**What this task involves**
Repeat every line of the material, character for character.
start Source material
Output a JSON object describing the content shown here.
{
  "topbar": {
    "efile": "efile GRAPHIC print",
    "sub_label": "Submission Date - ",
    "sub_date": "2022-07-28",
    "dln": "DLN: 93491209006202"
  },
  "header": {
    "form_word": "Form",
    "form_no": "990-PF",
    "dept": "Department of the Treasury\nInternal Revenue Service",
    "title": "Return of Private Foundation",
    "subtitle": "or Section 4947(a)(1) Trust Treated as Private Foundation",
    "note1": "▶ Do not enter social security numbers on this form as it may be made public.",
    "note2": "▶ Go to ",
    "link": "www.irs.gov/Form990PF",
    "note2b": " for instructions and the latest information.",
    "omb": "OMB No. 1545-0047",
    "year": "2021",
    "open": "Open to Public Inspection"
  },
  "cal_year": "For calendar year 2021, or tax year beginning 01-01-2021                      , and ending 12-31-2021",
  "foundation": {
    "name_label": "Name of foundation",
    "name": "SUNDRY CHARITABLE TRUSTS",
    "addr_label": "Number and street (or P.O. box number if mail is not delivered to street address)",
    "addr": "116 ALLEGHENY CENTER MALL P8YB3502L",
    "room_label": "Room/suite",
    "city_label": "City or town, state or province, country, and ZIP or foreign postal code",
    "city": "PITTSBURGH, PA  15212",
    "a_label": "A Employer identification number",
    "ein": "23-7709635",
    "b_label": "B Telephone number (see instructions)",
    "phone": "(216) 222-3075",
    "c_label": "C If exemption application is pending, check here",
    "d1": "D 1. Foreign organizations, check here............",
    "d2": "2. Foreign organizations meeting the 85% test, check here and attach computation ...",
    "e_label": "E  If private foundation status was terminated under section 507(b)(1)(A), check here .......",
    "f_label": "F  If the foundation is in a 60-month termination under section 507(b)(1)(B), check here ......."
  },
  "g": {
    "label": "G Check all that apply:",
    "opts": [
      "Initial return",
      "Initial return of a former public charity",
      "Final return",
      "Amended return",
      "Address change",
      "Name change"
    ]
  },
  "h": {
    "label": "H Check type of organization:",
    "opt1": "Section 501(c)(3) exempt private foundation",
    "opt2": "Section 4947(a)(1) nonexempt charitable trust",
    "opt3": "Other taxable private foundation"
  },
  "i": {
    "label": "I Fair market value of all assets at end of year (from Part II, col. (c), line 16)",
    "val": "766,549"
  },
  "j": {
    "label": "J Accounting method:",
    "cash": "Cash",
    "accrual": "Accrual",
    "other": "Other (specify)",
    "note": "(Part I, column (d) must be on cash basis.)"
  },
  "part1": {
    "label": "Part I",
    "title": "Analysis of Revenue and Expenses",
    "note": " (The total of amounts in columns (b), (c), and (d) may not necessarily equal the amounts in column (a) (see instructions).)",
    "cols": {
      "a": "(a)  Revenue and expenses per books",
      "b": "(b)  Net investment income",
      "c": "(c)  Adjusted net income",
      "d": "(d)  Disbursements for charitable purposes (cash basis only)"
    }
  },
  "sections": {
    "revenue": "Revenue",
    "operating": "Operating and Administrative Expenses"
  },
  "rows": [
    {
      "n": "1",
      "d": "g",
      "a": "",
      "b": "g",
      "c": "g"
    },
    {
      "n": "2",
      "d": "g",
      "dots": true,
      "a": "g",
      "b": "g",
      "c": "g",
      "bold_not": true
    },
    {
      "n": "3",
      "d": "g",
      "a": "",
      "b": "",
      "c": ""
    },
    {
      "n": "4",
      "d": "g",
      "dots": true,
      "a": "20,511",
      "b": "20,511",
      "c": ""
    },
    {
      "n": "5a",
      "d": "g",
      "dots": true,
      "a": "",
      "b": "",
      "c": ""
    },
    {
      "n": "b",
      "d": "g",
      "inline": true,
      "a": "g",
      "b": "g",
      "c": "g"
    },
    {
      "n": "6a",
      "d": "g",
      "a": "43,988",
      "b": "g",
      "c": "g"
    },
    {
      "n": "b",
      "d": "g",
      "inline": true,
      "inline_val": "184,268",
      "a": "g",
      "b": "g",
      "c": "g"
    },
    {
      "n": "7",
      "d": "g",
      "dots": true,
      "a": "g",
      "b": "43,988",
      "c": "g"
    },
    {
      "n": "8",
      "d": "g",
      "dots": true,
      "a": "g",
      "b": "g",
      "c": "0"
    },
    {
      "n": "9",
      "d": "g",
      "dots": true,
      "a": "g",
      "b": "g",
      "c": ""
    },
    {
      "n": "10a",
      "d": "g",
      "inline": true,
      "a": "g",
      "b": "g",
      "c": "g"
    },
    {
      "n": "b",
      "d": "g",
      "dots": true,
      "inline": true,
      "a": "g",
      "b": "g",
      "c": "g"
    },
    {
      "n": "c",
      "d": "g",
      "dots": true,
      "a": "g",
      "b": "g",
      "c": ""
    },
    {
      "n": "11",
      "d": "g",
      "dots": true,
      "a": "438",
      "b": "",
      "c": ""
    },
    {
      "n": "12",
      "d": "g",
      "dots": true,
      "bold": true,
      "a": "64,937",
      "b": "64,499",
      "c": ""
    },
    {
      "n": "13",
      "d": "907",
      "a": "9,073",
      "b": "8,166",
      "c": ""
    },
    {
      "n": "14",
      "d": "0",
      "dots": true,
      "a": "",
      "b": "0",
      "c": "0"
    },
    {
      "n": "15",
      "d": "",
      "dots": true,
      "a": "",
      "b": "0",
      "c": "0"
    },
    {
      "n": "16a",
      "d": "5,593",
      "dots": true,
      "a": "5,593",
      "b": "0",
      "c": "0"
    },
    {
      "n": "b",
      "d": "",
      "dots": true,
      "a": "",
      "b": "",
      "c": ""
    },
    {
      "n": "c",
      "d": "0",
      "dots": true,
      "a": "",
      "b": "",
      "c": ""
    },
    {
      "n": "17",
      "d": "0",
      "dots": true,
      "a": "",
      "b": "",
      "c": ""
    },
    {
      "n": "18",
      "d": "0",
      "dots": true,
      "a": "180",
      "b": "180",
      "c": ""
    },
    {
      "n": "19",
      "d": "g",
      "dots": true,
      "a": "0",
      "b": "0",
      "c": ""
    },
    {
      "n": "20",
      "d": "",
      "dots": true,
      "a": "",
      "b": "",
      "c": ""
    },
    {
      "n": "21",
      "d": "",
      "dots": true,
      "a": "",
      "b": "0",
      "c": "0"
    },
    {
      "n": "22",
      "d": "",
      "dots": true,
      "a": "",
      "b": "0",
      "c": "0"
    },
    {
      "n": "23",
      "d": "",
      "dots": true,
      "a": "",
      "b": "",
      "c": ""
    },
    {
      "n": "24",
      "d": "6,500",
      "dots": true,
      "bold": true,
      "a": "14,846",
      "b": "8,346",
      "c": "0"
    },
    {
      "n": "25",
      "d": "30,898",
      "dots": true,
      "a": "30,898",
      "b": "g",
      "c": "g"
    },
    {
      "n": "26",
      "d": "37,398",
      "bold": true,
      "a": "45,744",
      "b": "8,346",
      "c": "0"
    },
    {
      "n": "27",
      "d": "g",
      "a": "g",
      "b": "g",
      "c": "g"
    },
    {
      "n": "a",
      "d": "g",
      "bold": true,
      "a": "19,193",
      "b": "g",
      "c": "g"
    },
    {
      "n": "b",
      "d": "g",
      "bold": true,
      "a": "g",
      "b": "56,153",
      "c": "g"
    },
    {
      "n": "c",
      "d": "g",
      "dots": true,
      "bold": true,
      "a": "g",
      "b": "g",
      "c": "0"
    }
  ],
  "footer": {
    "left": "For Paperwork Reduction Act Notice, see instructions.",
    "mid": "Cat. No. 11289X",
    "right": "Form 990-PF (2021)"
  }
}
end Source material
**The result**
Output a JSON object describing the content shown here.
{
  "topbar": {
    "efile": "efile GRAPHIC print",
    "sub_label": "Submission Date - ",
    "sub_date": "2022-07-28",
    "dln": "DLN: 93491209006202"
  },
  "header": {
    "form_word": "Form",
    "form_no": "990-PF",
    "dept": "Department of the Treasury\nInternal Revenue Service",
    "title": "Return of Private Foundation",
    "subtitle": "or Section 4947(a)(1) Trust Treated as Private Foundation",
    "note1": "▶ Do not enter social security numbers on this form as it may be made public.",
    "note2": "▶ Go to ",
    "link": "www.irs.gov/Form990PF",
    "note2b": " for instructions and the latest information.",
    "omb": "OMB No. 1545-0047",
    "year": "2021",
    "open": "Open to Public Inspection"
  },
  "cal_year": "For calendar year 2021, or tax year beginning 01-01-2021                      , and ending 12-31-2021",
  "foundation": {
    "name_label": "Name of foundation",
    "name": "SUNDRY CHARITABLE TRUSTS",
    "addr_label": "Number and street (or P.O. box number if mail is not delivered to street address)",
    "addr": "116 ALLEGHENY CENTER MALL P8YB3502L",
    "room_label": "Room/suite",
    "city_label": "City or town, state or province, country, and ZIP or foreign postal code",
    "city": "PITTSBURGH, PA  15212",
    "a_label": "A Employer identification number",
    "ein": "23-7709635",
    "b_label": "B Telephone number (see instructions)",
    "phone": "(216) 222-3075",
    "c_label": "C If exemption application is pending, check here",
    "d1": "D 1. Foreign organizations, check here............",
    "d2": "2. Foreign organizations meeting the 85% test, check here and attach computation ...",
    "e_label": "E  If private foundation status was terminated under section 507(b)(1)(A), check here .......",
    "f_label": "F  If the foundation is in a 60-month termination under section 507(b)(1)(B), check here ......."
  },
  "g": {
    "label": "G Check all that apply:",
    "opts": [
      "Initial return",
      "Initial return of a former public charity",
      "Final return",
      "Amended return",
      "Address change",
      "Name change"
    ]
  },
  "h": {
    "label": "H Check type of organization:",
    "opt1": "Section 501(c)(3) exempt private foundation",
    "opt2": "Section 4947(a)(1) nonexempt charitable trust",
    "opt3": "Other taxable private foundation"
  },
  "i": {
    "label": "I Fair market value of all assets at end of year (from Part II, col. (c), line 16)",
    "val": "766,549"
  },
  "j": {
    "label": "J Accounting method:",
    "cash": "Cash",
    "accrual": "Accrual",
    "other": "Other (specify)",
    "note": "(Part I, column (d) must be on cash basis.)"
  },
  "part1": {
    "label": "Part I",
    "title": "Analysis of Revenue and Expenses",
    "note": " (The total of amounts in columns (b), (c), and (d) may not necessarily equal the amounts in column (a) (see instructions).)",
    "cols": {
      "a": "(a)  Revenue and expenses per books",
      "b": "(b)  Net investment income",
      "c": "(c)  Adjusted net income",
      "d": "(d)  Disbursements for charitable purposes (cash basis only)"
    }
  },
  "sections": {
    "revenue": "Revenue",
    "operating": "Operating and Administrative Expenses"
  },
  "rows": [
    {
      "n": "1",
      "d": "g",
      "a": "",
      "b": "g",
      "c": "g"
    },
    {
      "n": "2",
      "d": "g",
      "dots": true,
      "a": "g",
      "b": "g",
      "c": "g",
      "bold_not": true
    },
    {
      "n": "3",
      "d": "g",
      "a": "",
      "b": "",
      "c": ""
    },
    {
      "n": "4",
      "d": "g",
      "dots": true,
      "a": "20,511",
      "b": "20,511",
      "c": ""
    },
    {
      "n": "5a",
      "d": "g",
      "dots": true,
      "a": "",
      "b": "",
      "c": ""
    },
    {
      "n": "b",
      "d": "g",
      "inline": true,
      "a": "g",
      "b": "g",
      "c": "g"
    },
    {
      "n": "6a",
      "d": "g",
      "a": "43,988",
      "b": "g",
      "c": "g"
    },
    {
      "n": "b",
      "d": "g",
      "inline": true,
      "inline_val": "184,268",
      "a": "g",
      "b": "g",
      "c": "g"
    },
    {
      "n": "7",
      "d": "g",
      "dots": true,
      "a": "g",
      "b": "43,988",
      "c": "g"
    },
    {
      "n": "8",
      "d": "g",
      "dots": true,
      "a": "g",
      "b": "g",
      "c": "0"
    },
    {
      "n": "9",
      "d": "g",
      "dots": true,
      "a": "g",
      "b": "g",
      "c": ""
    },
    {
      "n": "10a",
      "d": "g",
      "inline": true,
      "a": "g",
      "b": "g",
      "c": "g"
    },
    {
      "n": "b",
      "d": "g",
      "dots": true,
      "inline": true,
      "a": "g",
      "b": "g",
      "c": "g"
    },
    {
      "n": "c",
      "d": "g",
      "dots": true,
      "a": "g",
      "b": "g",
      "c": ""
    },
    {
      "n": "11",
      "d": "g",
      "dots": true,
      "a": "438",
      "b": "",
      "c": ""
    },
    {
      "n": "12",
      "d": "g",
      "dots": true,
      "bold": true,
      "a": "64,937",
      "b": "64,499",
      "c": ""
    },
    {
      "n": "13",
      "d": "907",
      "a": "9,073",
      "b": "8,166",
      "c": ""
    },
    {
      "n": "14",
      "d": "0",
      "dots": true,
      "a": "",
      "b": "0",
      "c": "0"
    },
    {
      "n": "15",
      "d": "",
      "dots": true,
      "a": "",
      "b": "0",
      "c": "0"
    },
    {
      "n": "16a",
      "d": "5,593",
      "dots": true,
      "a": "5,593",
      "b": "0",
      "c": "0"
    },
    {
      "n": "b",
      "d": "",
      "dots": true,
      "a": "",
      "b": "",
      "c": ""
    },
    {
      "n": "c",
      "d": "0",
      "dots": true,
      "a": "",
      "b": "",
      "c": ""
    },
    {
      "n": "17",
      "d": "0",
      "dots": true,
      "a": "",
      "b": "",
      "c": ""
    },
    {
      "n": "18",
      "d": "0",
      "dots": true,
      "a": "180",
      "b": "180",
      "c": ""
    },
    {
      "n": "19",
      "d": "g",
      "dots": true,
      "a": "0",
      "b": "0",
      "c": ""
    },
    {
      "n": "20",
      "d": "",
      "dots": true,
      "a": "",
      "b": "",
      "c": ""
    },
    {
      "n": "21",
      "d": "",
      "dots": true,
      "a": "",
      "b": "0",
      "c": "0"
    },
    {
      "n": "22",
      "d": "",
      "dots": true,
      "a": "",
      "b": "0",
      "c": "0"
    },
    {
      "n": "23",
      "d": "",
      "dots": true,
      "a": "",
      "b": "",
      "c": ""
    },
    {
      "n": "24",
      "d": "6,500",
      "dots": true,
      "bold": true,
      "a": "14,846",
      "b": "8,346",
      "c": "0"
    },
    {
      "n": "25",
      "d": "30,898",
      "dots": true,
      "a": "30,898",
      "b": "g",
      "c": "g"
    },
    {
      "n": "26",
      "d": "37,398",
      "bold": true,
      "a": "45,744",
      "b": "8,346",
      "c": "0"
    },
    {
      "n": "27",
      "d": "g",
      "a": "g",
      "b": "g",
      "c": "g"
    },
    {
      "n": "a",
      "d": "g",
      "bold": true,
      "a": "19,193",
      "b": "g",
      "c": "g"
    },
    {
      "n": "b",
      "d": "g",
      "bold": true,
      "a": "g",
      "b": "56,153",
      "c": "g"
    },
    {
      "n": "c",
      "d": "g",
      "dots": true,
      "bold": true,
      "a": "g",
      "b": "g",
      "c": "0"
    }
  ],
  "footer": {
    "left": "For Paperwork Reduction Act Notice, see instructions.",
    "mid": "Cat. No. 11289X",
    "right": "Form 990-PF (2021)"
  }
}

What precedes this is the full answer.